Exercise description:
Report the count of lines containing the word "label" in the entries below, and nothing more.

Supplied entries:

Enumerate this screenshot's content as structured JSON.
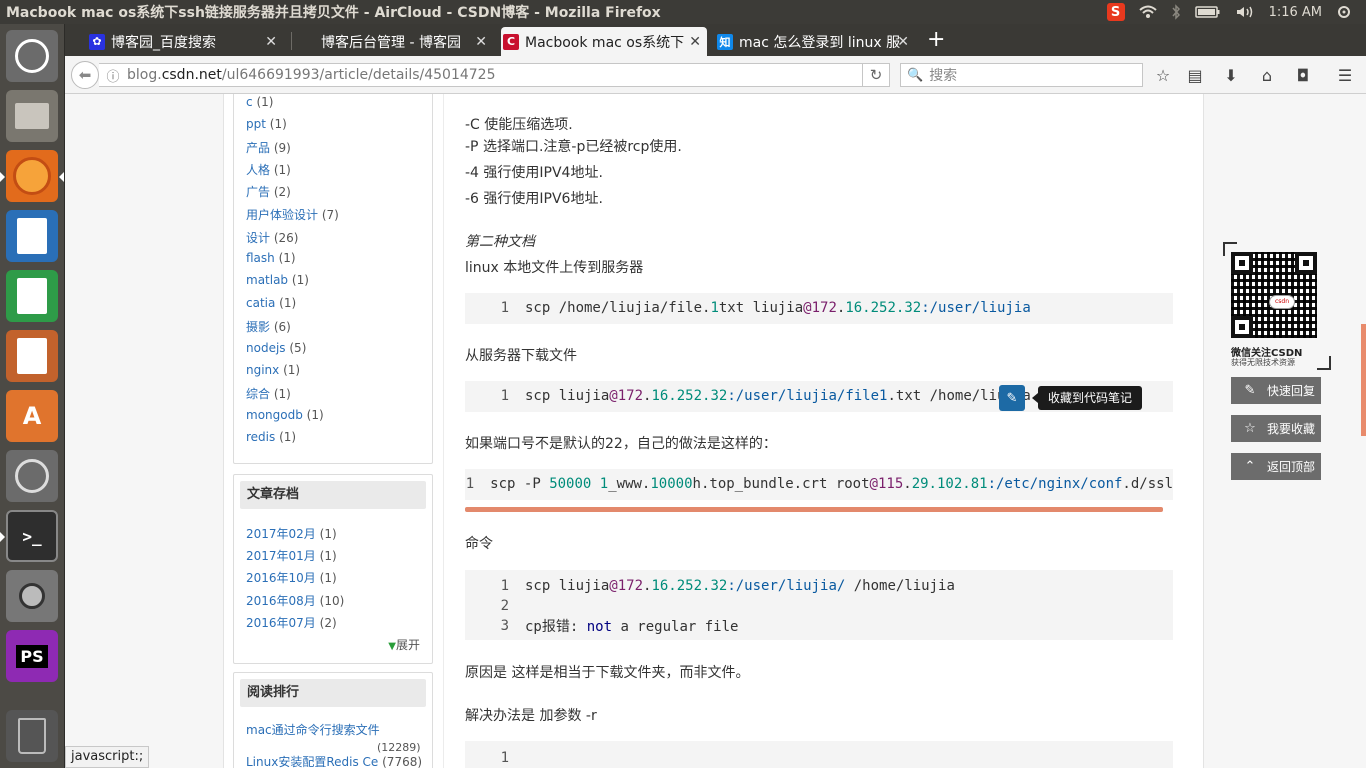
{
  "window": {
    "title": "Macbook mac os系统下ssh链接服务器并且拷贝文件 - AirCloud - CSDN博客 - Mozilla Firefox"
  },
  "panel": {
    "clock": "1:16 AM",
    "sogou": "S"
  },
  "tabs": [
    {
      "label": "博客园_百度搜索",
      "icon": "baidu-paw-icon"
    },
    {
      "label": "博客后台管理 - 博客园",
      "icon": ""
    },
    {
      "label": "Macbook mac os系统下",
      "icon": "csdn-icon"
    },
    {
      "label": "mac 怎么登录到 linux 服",
      "icon": "zhihu-icon",
      "icon_text": "知"
    }
  ],
  "urlbar": {
    "prefix": "blog.",
    "domain": "csdn.net",
    "path": "/ul646691993/article/details/45014725"
  },
  "search": {
    "placeholder": "搜索"
  },
  "sidebar": {
    "categories": [
      {
        "name": "c",
        "count": "(1)"
      },
      {
        "name": "ppt",
        "count": "(1)"
      },
      {
        "name": "产品",
        "count": "(9)"
      },
      {
        "name": "人格",
        "count": "(1)"
      },
      {
        "name": "广告",
        "count": "(2)"
      },
      {
        "name": "用户体验设计",
        "count": "(7)"
      },
      {
        "name": "设计",
        "count": "(26)"
      },
      {
        "name": "flash",
        "count": "(1)"
      },
      {
        "name": "matlab",
        "count": "(1)"
      },
      {
        "name": "catia",
        "count": "(1)"
      },
      {
        "name": "摄影",
        "count": "(6)"
      },
      {
        "name": "nodejs",
        "count": "(5)"
      },
      {
        "name": "nginx",
        "count": "(1)"
      },
      {
        "name": "综合",
        "count": "(1)"
      },
      {
        "name": "mongodb",
        "count": "(1)"
      },
      {
        "name": "redis",
        "count": "(1)"
      }
    ],
    "archive_title": "文章存档",
    "archive": [
      {
        "name": "2017年02月",
        "count": "(1)"
      },
      {
        "name": "2017年01月",
        "count": "(1)"
      },
      {
        "name": "2016年10月",
        "count": "(1)"
      },
      {
        "name": "2016年08月",
        "count": "(10)"
      },
      {
        "name": "2016年07月",
        "count": "(2)"
      }
    ],
    "expand": "展开",
    "rank_title": "阅读排行",
    "rank": [
      {
        "name": "mac通过命令行搜索文件",
        "count": "(12289)"
      },
      {
        "name": "Linux安装配置Redis Ce",
        "count": "(7768)"
      }
    ]
  },
  "article": {
    "line_c": "-C 使能压缩选项.",
    "line_p": "-P 选择端口.注意-p已经被rcp使用.",
    "line_4": "-4 强行使用IPV4地址.",
    "line_6": "-6 强行使用IPV6地址.",
    "h_second": "第二种文档",
    "p_upload": "linux 本地文件上传到服务器",
    "code1": {
      "ln": "1",
      "a": "scp /home/liujia/file.",
      "n1": "1",
      "b": "txt liujia",
      "at": "@172",
      "c": ".",
      "n2": "16.252.32",
      "d": ":/user/liujia"
    },
    "p_download": "从服务器下载文件",
    "code2": {
      "ln": "1",
      "a": "scp liujia",
      "at": "@172",
      "b": ".",
      "n": "16.252.32",
      "path": ":/user/liujia/file1",
      "c": ".txt /home/liujia"
    },
    "tooltip": "收藏到代码笔记",
    "p_port": "如果端口号不是默认的22，自己的做法是这样的：",
    "code3": {
      "ln": "1",
      "a": "scp -P ",
      "n1": "50000",
      "b": " ",
      "n2": "1",
      "c": "_www.",
      "n3": "10000",
      "d": "h.top_bundle.crt root",
      "at": "@115",
      "e": ".",
      "n4": "29.102.81",
      "path": ":/etc/nginx/conf",
      "f": ".d/ssl"
    },
    "p_cmd": "命令",
    "code4": {
      "l1": {
        "ln": "1",
        "a": "scp liujia",
        "at": "@172",
        "b": ".",
        "n": "16.252.32",
        "path": ":/user/liujia/",
        "c": " /home/liujia"
      },
      "l2": {
        "ln": "2"
      },
      "l3": {
        "ln": "3",
        "a": "cp报错: ",
        "kw": "not",
        "b": " a regular file"
      }
    },
    "p_reason": "原因是 这样是相当于下载文件夹，而非文件。",
    "p_solution": "解决办法是 加参数 -r",
    "code5": {
      "ln": "1"
    }
  },
  "qr": {
    "logo": "csdn",
    "t1": "微信关注CSDN",
    "t2": "获得无限技术资源"
  },
  "side_buttons": {
    "reply": "快速回复",
    "fav": "我要收藏",
    "top": "返回顶部"
  },
  "status": "javascript:;"
}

Task answer:
4